* The request: Gather every line holding the string "while".

* Extracted information:
>>>>>
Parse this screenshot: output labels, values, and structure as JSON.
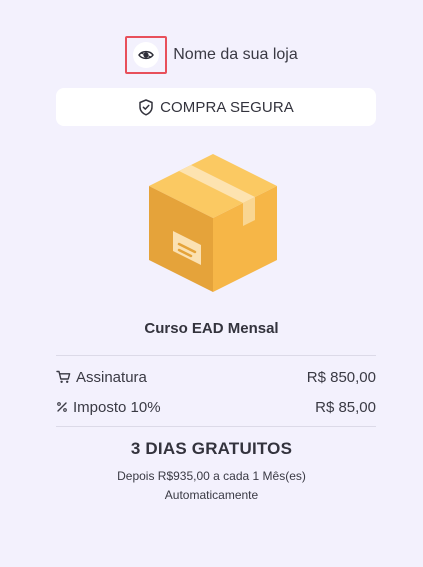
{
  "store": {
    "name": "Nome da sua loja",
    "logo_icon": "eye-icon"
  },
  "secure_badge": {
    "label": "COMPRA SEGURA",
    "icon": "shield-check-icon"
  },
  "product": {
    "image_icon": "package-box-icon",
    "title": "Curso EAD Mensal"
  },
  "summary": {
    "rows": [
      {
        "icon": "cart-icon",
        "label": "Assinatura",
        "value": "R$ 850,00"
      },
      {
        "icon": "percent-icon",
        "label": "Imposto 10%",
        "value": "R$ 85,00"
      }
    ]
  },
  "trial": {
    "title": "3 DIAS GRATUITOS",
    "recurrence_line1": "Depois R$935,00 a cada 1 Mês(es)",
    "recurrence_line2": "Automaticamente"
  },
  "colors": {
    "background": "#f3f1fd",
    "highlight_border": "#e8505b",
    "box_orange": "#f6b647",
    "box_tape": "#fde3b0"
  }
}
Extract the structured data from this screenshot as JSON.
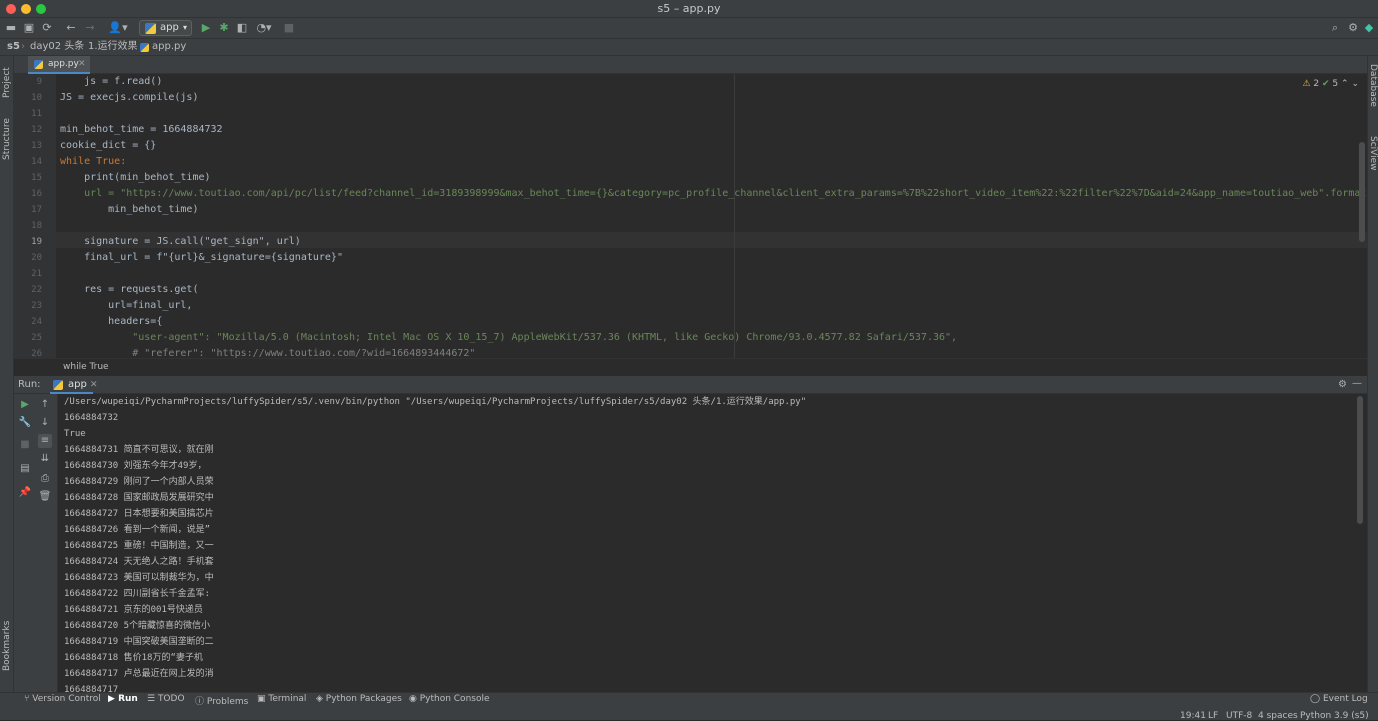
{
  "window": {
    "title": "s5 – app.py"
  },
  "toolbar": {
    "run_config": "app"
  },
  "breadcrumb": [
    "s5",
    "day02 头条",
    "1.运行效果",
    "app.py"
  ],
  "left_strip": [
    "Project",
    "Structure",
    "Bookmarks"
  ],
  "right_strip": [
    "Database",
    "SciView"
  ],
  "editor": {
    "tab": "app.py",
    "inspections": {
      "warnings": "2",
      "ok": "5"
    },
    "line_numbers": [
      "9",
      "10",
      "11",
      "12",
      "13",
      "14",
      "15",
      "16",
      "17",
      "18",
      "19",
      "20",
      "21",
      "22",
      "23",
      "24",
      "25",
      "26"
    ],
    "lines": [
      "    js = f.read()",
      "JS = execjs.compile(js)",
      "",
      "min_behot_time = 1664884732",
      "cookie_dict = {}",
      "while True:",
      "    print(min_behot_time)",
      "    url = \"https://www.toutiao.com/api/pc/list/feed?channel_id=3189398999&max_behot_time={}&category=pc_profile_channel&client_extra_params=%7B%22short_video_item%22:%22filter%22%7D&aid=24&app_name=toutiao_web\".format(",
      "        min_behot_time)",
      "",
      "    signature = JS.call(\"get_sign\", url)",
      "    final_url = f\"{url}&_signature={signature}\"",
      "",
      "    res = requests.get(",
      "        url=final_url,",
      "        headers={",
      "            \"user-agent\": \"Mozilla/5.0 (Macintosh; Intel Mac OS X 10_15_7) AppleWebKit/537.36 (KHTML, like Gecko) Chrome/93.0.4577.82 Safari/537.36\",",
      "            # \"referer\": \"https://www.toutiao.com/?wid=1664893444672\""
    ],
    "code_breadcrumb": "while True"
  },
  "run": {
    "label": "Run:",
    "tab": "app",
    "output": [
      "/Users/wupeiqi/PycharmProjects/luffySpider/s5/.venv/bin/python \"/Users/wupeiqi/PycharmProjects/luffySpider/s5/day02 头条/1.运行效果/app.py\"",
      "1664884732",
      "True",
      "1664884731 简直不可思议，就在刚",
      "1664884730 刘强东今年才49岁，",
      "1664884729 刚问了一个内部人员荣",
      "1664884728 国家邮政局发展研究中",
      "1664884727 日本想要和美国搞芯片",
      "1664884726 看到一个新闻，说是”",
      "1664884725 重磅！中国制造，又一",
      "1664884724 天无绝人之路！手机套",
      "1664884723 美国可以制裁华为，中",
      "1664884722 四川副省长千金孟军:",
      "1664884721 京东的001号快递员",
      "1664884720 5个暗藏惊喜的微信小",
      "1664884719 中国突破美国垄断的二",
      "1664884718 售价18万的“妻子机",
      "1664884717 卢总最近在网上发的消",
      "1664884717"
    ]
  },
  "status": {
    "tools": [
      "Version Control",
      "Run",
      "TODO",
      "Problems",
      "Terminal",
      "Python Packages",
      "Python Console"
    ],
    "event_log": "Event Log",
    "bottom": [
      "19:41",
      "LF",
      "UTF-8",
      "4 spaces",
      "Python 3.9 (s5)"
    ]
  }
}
<<<<<
* Response to this exercise:
      "while True:",
    "code_breadcrumb": "while True"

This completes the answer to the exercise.